Find the line that contains "Parse this screenshot: output" in the entries below. Restate it and every line after it, word for word, with no pictures.

======== Excerpted records

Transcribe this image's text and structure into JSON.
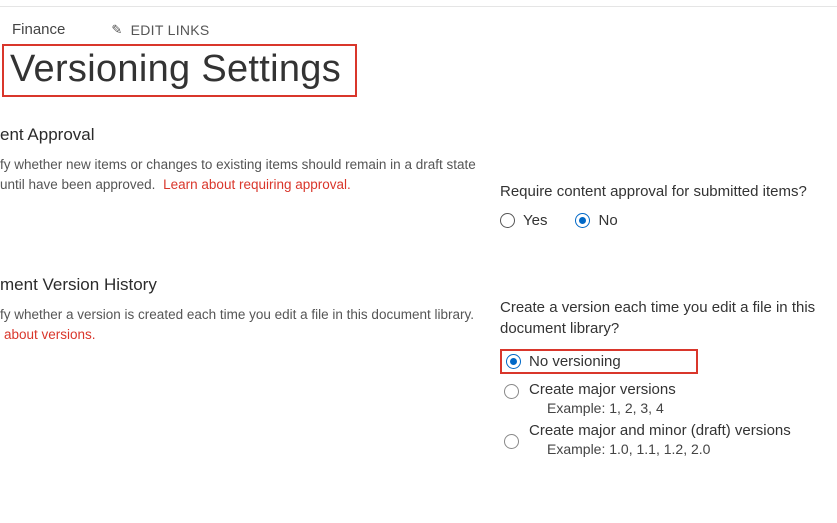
{
  "breadcrumb": {
    "site": "Finance"
  },
  "editLinks": {
    "label": "EDIT LINKS"
  },
  "pageTitle": "Versioning Settings",
  "approval": {
    "heading": "ent Approval",
    "desc": "fy whether new items or changes to existing items should remain in a draft state until have been approved.",
    "helpLink": "Learn about requiring approval.",
    "question": "Require content approval for submitted items?",
    "yes": "Yes",
    "no": "No"
  },
  "version": {
    "heading": "ment Version History",
    "desc": "fy whether a version is created each time you edit a file in this document library.",
    "helpLink": "about versions.",
    "question": "Create a version each time you edit a file in this document library?",
    "opts": {
      "none": "No versioning",
      "major": "Create major versions",
      "majorEx": "Example: 1, 2, 3, 4",
      "minor": "Create major and minor (draft) versions",
      "minorEx": "Example: 1.0, 1.1, 1.2, 2.0"
    }
  }
}
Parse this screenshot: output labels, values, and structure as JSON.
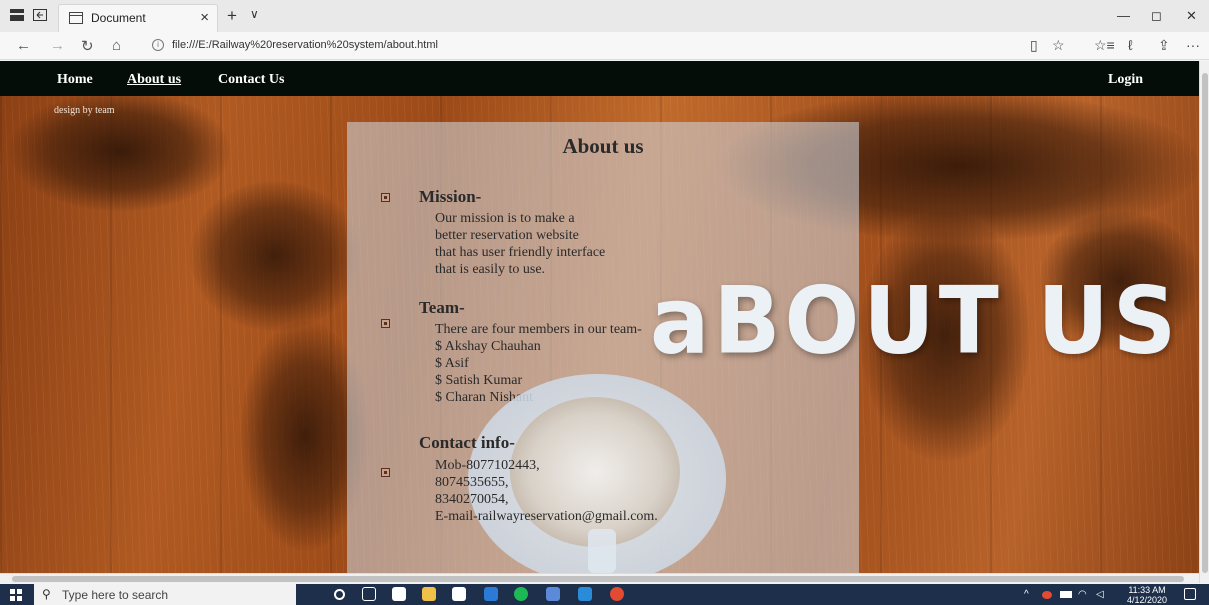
{
  "browser": {
    "tab_title": "Document",
    "tab_close": "×",
    "new_tab": "+",
    "tab_dropdown": "∨",
    "back": "←",
    "forward": "→",
    "refresh": "↻",
    "home": "⌂",
    "url": "file:///E:/Railway%20reservation%20system/about.html",
    "reading_view": "▯",
    "favorite": "☆",
    "favorites_bar": "☆≡",
    "pen": "ℓ",
    "share": "⇪",
    "more": "···",
    "minimize": "—",
    "restore": "◻",
    "close": "✕"
  },
  "nav": {
    "home": "Home",
    "about": "About us",
    "contact": "Contact Us",
    "login": "Login"
  },
  "credit": "design by team",
  "hero_text": "aBOUT US",
  "panel": {
    "title": "About us",
    "mission": {
      "heading": "Mission-",
      "lines": [
        "Our mission is to make a",
        "better reservation website",
        "that has user friendly interface",
        "that is easily to use."
      ]
    },
    "team": {
      "heading": "Team-",
      "lines": [
        "There are four members in our team-",
        "$ Akshay Chauhan",
        "$ Asif",
        "$ Satish Kumar",
        "$ Charan Nishant"
      ]
    },
    "contact": {
      "heading": "Contact info-",
      "lines": [
        "Mob-8077102443,",
        "8074535655,",
        "8340270054,",
        "E-mail-railwayreservation@gmail.com."
      ]
    }
  },
  "taskbar": {
    "search_placeholder": "Type here to search",
    "time": "11:33 AM",
    "date": "4/12/2020",
    "tray_arrow": "^"
  }
}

================

**Result for this exercise:**
Parse this screenshot: output labels, values, and structure as JSON.
{
  "browser": {
    "tab_title": "Document",
    "tab_close": "×",
    "new_tab": "+",
    "tab_dropdown": "∨",
    "back": "←",
    "forward": "→",
    "refresh": "↻",
    "home": "⌂",
    "url": "file:///E:/Railway%20reservation%20system/about.html",
    "reading_view": "▯",
    "favorite": "☆",
    "favorites_bar": "☆≡",
    "pen": "ℓ",
    "share": "⇪",
    "more": "···",
    "minimize": "—",
    "restore": "◻",
    "close": "✕"
  },
  "nav": {
    "home": "Home",
    "about": "About us",
    "contact": "Contact Us",
    "login": "Login"
  },
  "credit": "design by team",
  "hero_text": "aBOUT US",
  "panel": {
    "title": "About us",
    "mission": {
      "heading": "Mission-",
      "lines": [
        "Our mission is to make a",
        "better reservation website",
        "that has user friendly interface",
        "that is easily to use."
      ]
    },
    "team": {
      "heading": "Team-",
      "lines": [
        "There are four members in our team-",
        "$ Akshay Chauhan",
        "$ Asif",
        "$ Satish Kumar",
        "$ Charan Nishant"
      ]
    },
    "contact": {
      "heading": "Contact info-",
      "lines": [
        "Mob-8077102443,",
        "8074535655,",
        "8340270054,",
        "E-mail-railwayreservation@gmail.com."
      ]
    }
  },
  "taskbar": {
    "search_placeholder": "Type here to search",
    "time": "11:33 AM",
    "date": "4/12/2020",
    "tray_arrow": "^"
  }
}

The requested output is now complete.